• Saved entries
****************

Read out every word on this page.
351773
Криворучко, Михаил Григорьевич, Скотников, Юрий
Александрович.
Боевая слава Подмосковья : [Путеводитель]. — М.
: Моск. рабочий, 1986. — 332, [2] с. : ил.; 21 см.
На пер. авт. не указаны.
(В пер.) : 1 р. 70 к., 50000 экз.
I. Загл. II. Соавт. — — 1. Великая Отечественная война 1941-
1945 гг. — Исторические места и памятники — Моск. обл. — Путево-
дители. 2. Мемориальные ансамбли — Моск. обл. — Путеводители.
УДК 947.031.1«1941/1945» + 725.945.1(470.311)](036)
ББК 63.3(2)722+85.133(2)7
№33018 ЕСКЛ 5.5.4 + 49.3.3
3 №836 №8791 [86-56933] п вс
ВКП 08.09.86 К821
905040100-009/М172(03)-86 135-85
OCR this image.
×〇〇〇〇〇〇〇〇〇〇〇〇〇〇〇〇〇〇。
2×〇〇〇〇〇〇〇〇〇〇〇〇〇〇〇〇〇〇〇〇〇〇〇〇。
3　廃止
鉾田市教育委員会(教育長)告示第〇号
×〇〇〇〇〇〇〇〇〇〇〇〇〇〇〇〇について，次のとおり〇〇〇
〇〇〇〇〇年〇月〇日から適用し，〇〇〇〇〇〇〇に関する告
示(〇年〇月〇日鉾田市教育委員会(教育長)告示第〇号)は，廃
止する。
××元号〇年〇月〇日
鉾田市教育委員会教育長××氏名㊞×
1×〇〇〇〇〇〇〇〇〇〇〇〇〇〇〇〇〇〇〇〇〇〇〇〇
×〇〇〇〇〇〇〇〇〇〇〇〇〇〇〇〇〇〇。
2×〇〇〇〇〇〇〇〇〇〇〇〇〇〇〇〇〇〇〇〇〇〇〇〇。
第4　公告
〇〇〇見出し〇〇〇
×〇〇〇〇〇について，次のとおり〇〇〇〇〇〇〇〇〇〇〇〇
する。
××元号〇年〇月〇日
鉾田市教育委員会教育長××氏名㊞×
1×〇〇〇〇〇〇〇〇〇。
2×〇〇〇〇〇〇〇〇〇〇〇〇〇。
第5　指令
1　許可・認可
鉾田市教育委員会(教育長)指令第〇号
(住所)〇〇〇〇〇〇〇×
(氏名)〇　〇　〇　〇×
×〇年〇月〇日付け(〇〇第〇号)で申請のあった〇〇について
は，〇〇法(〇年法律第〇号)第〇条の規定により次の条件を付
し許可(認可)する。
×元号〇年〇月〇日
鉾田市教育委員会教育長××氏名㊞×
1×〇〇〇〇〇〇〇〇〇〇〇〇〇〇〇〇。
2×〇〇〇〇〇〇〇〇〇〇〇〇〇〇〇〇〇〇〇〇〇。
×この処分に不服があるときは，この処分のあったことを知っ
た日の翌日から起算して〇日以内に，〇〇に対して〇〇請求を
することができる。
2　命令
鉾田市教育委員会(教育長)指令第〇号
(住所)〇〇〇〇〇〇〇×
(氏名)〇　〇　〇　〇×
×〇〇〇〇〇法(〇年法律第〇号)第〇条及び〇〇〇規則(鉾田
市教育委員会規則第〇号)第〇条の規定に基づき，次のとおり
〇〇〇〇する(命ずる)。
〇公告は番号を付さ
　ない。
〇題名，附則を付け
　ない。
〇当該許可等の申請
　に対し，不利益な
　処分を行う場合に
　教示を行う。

****************

• STATED EXERCISE
All of the material above needs to be copied exactly.

• RESULT
Read out every word on this page.
351773
Криворучко, Михаил Григорьевич, Скотников, Юрий
Александрович.
Боевая слава Подмосковья : [Путеводитель]. — М.
: Моск. рабочий, 1986. — 332, [2] с. : ил.; 21 см.
На пер. авт. не указаны.
(В пер.) : 1 р. 70 к., 50000 экз.
I. Загл. II. Соавт. — — 1. Великая Отечественная война 1941-
1945 гг. — Исторические места и памятники — Моск. обл. — Путево-
дители. 2. Мемориальные ансамбли — Моск. обл. — Путеводители.
УДК 947.031.1«1941/1945» + 725.945.1(470.311)](036)
ББК 63.3(2)722+85.133(2)7
№33018 ЕСКЛ 5.5.4 + 49.3.3
3 №836 №8791 [86-56933] п вс
ВКП 08.09.86 К821
905040100-009/М172(03)-86 135-85
OCR this image.
×〇〇〇〇〇〇〇〇〇〇〇〇〇〇〇〇〇〇。
2×〇〇〇〇〇〇〇〇〇〇〇〇〇〇〇〇〇〇〇〇〇〇〇〇。
3　廃止
鉾田市教育委員会(教育長)告示第〇号
×〇〇〇〇〇〇〇〇〇〇〇〇〇〇〇〇について，次のとおり〇〇〇
〇〇〇〇〇年〇月〇日から適用し，〇〇〇〇〇〇〇に関する告
示(〇年〇月〇日鉾田市教育委員会(教育長)告示第〇号)は，廃
止する。
××元号〇年〇月〇日
鉾田市教育委員会教育長××氏名㊞×
1×〇〇〇〇〇〇〇〇〇〇〇〇〇〇〇〇〇〇〇〇〇〇〇〇
×〇〇〇〇〇〇〇〇〇〇〇〇〇〇〇〇〇〇。
2×〇〇〇〇〇〇〇〇〇〇〇〇〇〇〇〇〇〇〇〇〇〇〇〇。
第4　公告
〇〇〇見出し〇〇〇
×〇〇〇〇〇について，次のとおり〇〇〇〇〇〇〇〇〇〇〇〇
する。
××元号〇年〇月〇日
鉾田市教育委員会教育長××氏名㊞×
1×〇〇〇〇〇〇〇〇〇。
2×〇〇〇〇〇〇〇〇〇〇〇〇〇。
第5　指令
1　許可・認可
鉾田市教育委員会(教育長)指令第〇号
(住所)〇〇〇〇〇〇〇×
(氏名)〇　〇　〇　〇×
×〇年〇月〇日付け(〇〇第〇号)で申請のあった〇〇について
は，〇〇法(〇年法律第〇号)第〇条の規定により次の条件を付
し許可(認可)する。
×元号〇年〇月〇日
鉾田市教育委員会教育長××氏名㊞×
1×〇〇〇〇〇〇〇〇〇〇〇〇〇〇〇〇。
2×〇〇〇〇〇〇〇〇〇〇〇〇〇〇〇〇〇〇〇〇〇。
×この処分に不服があるときは，この処分のあったことを知っ
た日の翌日から起算して〇日以内に，〇〇に対して〇〇請求を
することができる。
2　命令
鉾田市教育委員会(教育長)指令第〇号
(住所)〇〇〇〇〇〇〇×
(氏名)〇　〇　〇　〇×
×〇〇〇〇〇法(〇年法律第〇号)第〇条及び〇〇〇規則(鉾田
市教育委員会規則第〇号)第〇条の規定に基づき，次のとおり
〇〇〇〇する(命ずる)。
〇公告は番号を付さ
　ない。
〇題名，附則を付け
　ない。
〇当該許可等の申請
　に対し，不利益な
　処分を行う場合に
　教示を行う。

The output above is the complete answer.